(Saved entries)
☆ ☆ ☆ ☆ ☆
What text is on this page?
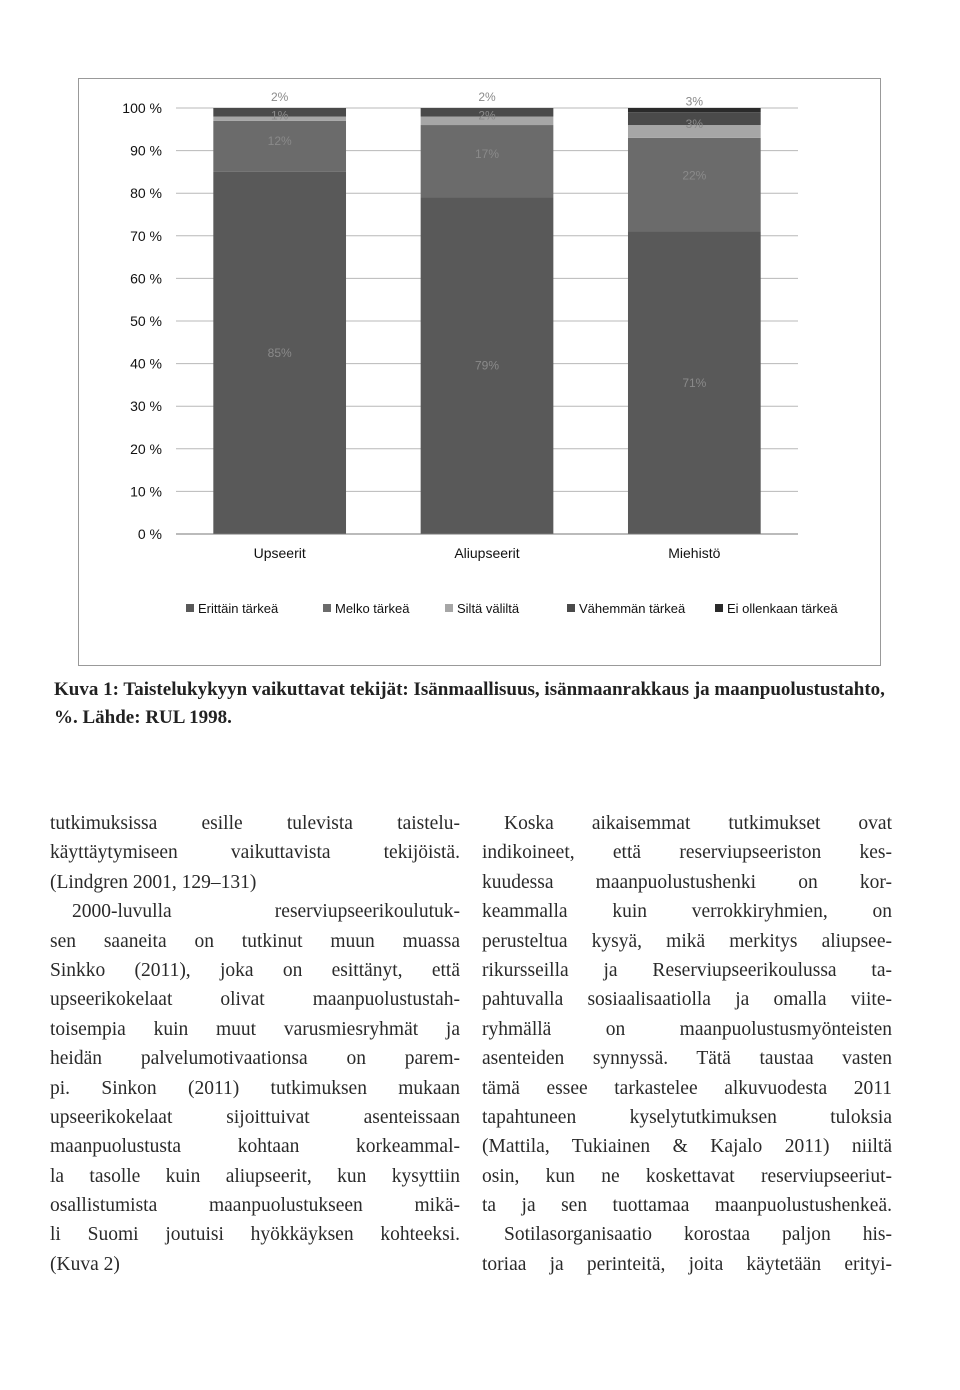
85%
12%
1%
2%
79%
17%
2%
2%
71%
22%
3%
3%
0 %
10 %
20 %
30 %
40 %
50 %
60 %
70 %
80 %
90 %
100 %
Upseerit	Aliupseerit	Miehistö
Erittäin tärkeä	Melko tärkeä	Siltä väliltä	Vähemmän tärkeä	Ei ollenkaan tärkeä

Kuva 1: Taistelukykyyn vaikuttavat tekijät: Isänmaallisuus, isänmaanrakkaus ja maanpuolustustahto, %. Lähde: RUL 1998.

tutkimuksissa esille tulevista taistelu-
käyttäytymiseen vaikuttavista tekijöistä.
(Lindgren 2001, 129–131)
2000-luvulla reserviupseerikoulutuk-
sen saaneita on tutkinut muun muassa
Sinkko (2011), joka on esittänyt, että
upseerikokelaat olivat maanpuolustustah-
toisempia kuin muut varusmiesryhmät ja
heidän palvelumotivaationsa on parem-
pi. Sinkon (2011) tutkimuksen mukaan
upseerikokelaat sijoittuivat asenteissaan
maanpuolustusta kohtaan korkeammal-
la tasolle kuin aliupseerit, kun kysyttiin
osallistumista maanpuolustukseen mikä-
li Suomi joutuisi hyökkäyksen kohteeksi.
(Kuva 2)
Koska aikaisemmat tutkimukset ovat
indikoineet, että reserviupseeriston kes-
kuudessa maanpuolustushenki on kor-
keammalla kuin verrokkiryhmien, on
perusteltua kysyä, mikä merkitys aliupsee-
rikursseilla ja Reserviupseerikoulussa ta-
pahtuvalla sosiaalisaatiolla ja omalla viite-
ryhmällä on maanpuolustusmyönteisten
asenteiden synnyssä. Tätä taustaa vasten
tämä essee tarkastelee alkuvuodesta 2011
tapahtuneen kyselytutkimuksen tuloksia
(Mattila, Tukiainen & Kajalo 2011) niiltä
osin, kun ne koskettavat reserviupseeriut-
ta ja sen tuottamaa maanpuolustushenkeä.
Sotilasorganisaatio korostaa paljon his-
toriaa ja perinteitä, joita käytetään erityi-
☆ ☆ ☆ ☆ ☆
▸ **CHALLENGE**:
Copy all the lines of data exactly as they appear, dropping any images.

▸ **ANSWER IN FULL**:
What text is on this page?
85%
12%
1%
2%
79%
17%
2%
2%
71%
22%
3%
3%
0 %
10 %
20 %
30 %
40 %
50 %
60 %
70 %
80 %
90 %
100 %
Upseerit	Aliupseerit	Miehistö
Erittäin tärkeä	Melko tärkeä	Siltä väliltä	Vähemmän tärkeä	Ei ollenkaan tärkeä

Kuva 1: Taistelukykyyn vaikuttavat tekijät: Isänmaallisuus, isänmaanrakkaus ja maanpuolustustahto, %. Lähde: RUL 1998.

tutkimuksissa esille tulevista taistelu-
käyttäytymiseen vaikuttavista tekijöistä.
(Lindgren 2001, 129–131)
2000-luvulla reserviupseerikoulutuk-
sen saaneita on tutkinut muun muassa
Sinkko (2011), joka on esittänyt, että
upseerikokelaat olivat maanpuolustustah-
toisempia kuin muut varusmiesryhmät ja
heidän palvelumotivaationsa on parem-
pi. Sinkon (2011) tutkimuksen mukaan
upseerikokelaat sijoittuivat asenteissaan
maanpuolustusta kohtaan korkeammal-
la tasolle kuin aliupseerit, kun kysyttiin
osallistumista maanpuolustukseen mikä-
li Suomi joutuisi hyökkäyksen kohteeksi.
(Kuva 2)
Koska aikaisemmat tutkimukset ovat
indikoineet, että reserviupseeriston kes-
kuudessa maanpuolustushenki on kor-
keammalla kuin verrokkiryhmien, on
perusteltua kysyä, mikä merkitys aliupsee-
rikursseilla ja Reserviupseerikoulussa ta-
pahtuvalla sosiaalisaatiolla ja omalla viite-
ryhmällä on maanpuolustusmyönteisten
asenteiden synnyssä. Tätä taustaa vasten
tämä essee tarkastelee alkuvuodesta 2011
tapahtuneen kyselytutkimuksen tuloksia
(Mattila, Tukiainen & Kajalo 2011) niiltä
osin, kun ne koskettavat reserviupseeriut-
ta ja sen tuottamaa maanpuolustushenkeä.
Sotilasorganisaatio korostaa paljon his-
toriaa ja perinteitä, joita käytetään erityi-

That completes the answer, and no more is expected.